__Exercise brief__: Make an exact copy of the lines below.

(Stored items)
"""

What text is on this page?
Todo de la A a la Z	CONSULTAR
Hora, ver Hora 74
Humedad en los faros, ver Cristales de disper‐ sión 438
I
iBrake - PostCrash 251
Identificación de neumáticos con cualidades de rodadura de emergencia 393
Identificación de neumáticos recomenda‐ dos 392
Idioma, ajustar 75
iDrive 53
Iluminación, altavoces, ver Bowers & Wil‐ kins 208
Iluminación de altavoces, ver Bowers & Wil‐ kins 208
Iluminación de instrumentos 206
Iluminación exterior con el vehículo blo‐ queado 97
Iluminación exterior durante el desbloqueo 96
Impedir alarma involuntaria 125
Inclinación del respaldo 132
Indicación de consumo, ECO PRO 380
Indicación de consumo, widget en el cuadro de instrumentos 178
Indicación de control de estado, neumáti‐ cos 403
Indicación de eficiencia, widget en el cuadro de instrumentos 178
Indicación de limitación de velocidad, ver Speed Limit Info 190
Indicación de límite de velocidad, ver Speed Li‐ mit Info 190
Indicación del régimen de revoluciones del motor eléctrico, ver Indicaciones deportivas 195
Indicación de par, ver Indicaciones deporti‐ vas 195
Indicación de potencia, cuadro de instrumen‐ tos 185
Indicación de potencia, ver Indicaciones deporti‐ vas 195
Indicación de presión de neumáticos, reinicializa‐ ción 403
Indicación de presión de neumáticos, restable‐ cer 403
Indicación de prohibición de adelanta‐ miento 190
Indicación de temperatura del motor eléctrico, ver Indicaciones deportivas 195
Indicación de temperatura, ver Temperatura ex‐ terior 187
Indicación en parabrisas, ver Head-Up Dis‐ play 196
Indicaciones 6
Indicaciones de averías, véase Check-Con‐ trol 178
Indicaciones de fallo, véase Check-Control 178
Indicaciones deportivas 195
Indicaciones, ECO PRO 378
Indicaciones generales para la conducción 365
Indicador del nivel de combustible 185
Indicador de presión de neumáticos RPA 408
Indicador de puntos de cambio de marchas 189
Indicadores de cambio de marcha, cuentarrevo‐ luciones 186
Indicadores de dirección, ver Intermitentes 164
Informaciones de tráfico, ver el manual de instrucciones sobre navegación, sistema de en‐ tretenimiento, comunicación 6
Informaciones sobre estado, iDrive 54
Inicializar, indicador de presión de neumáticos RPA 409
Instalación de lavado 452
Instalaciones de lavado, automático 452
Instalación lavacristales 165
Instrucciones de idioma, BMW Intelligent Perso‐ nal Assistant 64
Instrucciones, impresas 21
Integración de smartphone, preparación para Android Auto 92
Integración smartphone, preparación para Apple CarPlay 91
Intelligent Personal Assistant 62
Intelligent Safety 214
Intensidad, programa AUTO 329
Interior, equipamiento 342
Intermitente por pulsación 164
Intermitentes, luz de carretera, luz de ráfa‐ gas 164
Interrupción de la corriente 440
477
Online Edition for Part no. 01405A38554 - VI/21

"""

__Reply__:
What text is on this page?
Todo de la A a la Z	CONSULTAR
Hora, ver Hora 74
Humedad en los faros, ver Cristales de disper‐ sión 438
I
iBrake - PostCrash 251
Identificación de neumáticos con cualidades de rodadura de emergencia 393
Identificación de neumáticos recomenda‐ dos 392
Idioma, ajustar 75
iDrive 53
Iluminación, altavoces, ver Bowers & Wil‐ kins 208
Iluminación de altavoces, ver Bowers & Wil‐ kins 208
Iluminación de instrumentos 206
Iluminación exterior con el vehículo blo‐ queado 97
Iluminación exterior durante el desbloqueo 96
Impedir alarma involuntaria 125
Inclinación del respaldo 132
Indicación de consumo, ECO PRO 380
Indicación de consumo, widget en el cuadro de instrumentos 178
Indicación de control de estado, neumáti‐ cos 403
Indicación de eficiencia, widget en el cuadro de instrumentos 178
Indicación de limitación de velocidad, ver Speed Limit Info 190
Indicación de límite de velocidad, ver Speed Li‐ mit Info 190
Indicación del régimen de revoluciones del motor eléctrico, ver Indicaciones deportivas 195
Indicación de par, ver Indicaciones deporti‐ vas 195
Indicación de potencia, cuadro de instrumen‐ tos 185
Indicación de potencia, ver Indicaciones deporti‐ vas 195
Indicación de presión de neumáticos, reinicializa‐ ción 403
Indicación de presión de neumáticos, restable‐ cer 403
Indicación de prohibición de adelanta‐ miento 190
Indicación de temperatura del motor eléctrico, ver Indicaciones deportivas 195
Indicación de temperatura, ver Temperatura ex‐ terior 187
Indicación en parabrisas, ver Head-Up Dis‐ play 196
Indicaciones 6
Indicaciones de averías, véase Check-Con‐ trol 178
Indicaciones de fallo, véase Check-Control 178
Indicaciones deportivas 195
Indicaciones, ECO PRO 378
Indicaciones generales para la conducción 365
Indicador del nivel de combustible 185
Indicador de presión de neumáticos RPA 408
Indicador de puntos de cambio de marchas 189
Indicadores de cambio de marcha, cuentarrevo‐ luciones 186
Indicadores de dirección, ver Intermitentes 164
Informaciones de tráfico, ver el manual de instrucciones sobre navegación, sistema de en‐ tretenimiento, comunicación 6
Informaciones sobre estado, iDrive 54
Inicializar, indicador de presión de neumáticos RPA 409
Instalación de lavado 452
Instalaciones de lavado, automático 452
Instalación lavacristales 165
Instrucciones de idioma, BMW Intelligent Perso‐ nal Assistant 64
Instrucciones, impresas 21
Integración de smartphone, preparación para Android Auto 92
Integración smartphone, preparación para Apple CarPlay 91
Intelligent Personal Assistant 62
Intelligent Safety 214
Intensidad, programa AUTO 329
Interior, equipamiento 342
Intermitente por pulsación 164
Intermitentes, luz de carretera, luz de ráfa‐ gas 164
Interrupción de la corriente 440
477
Online Edition for Part no. 01405A38554 - VI/21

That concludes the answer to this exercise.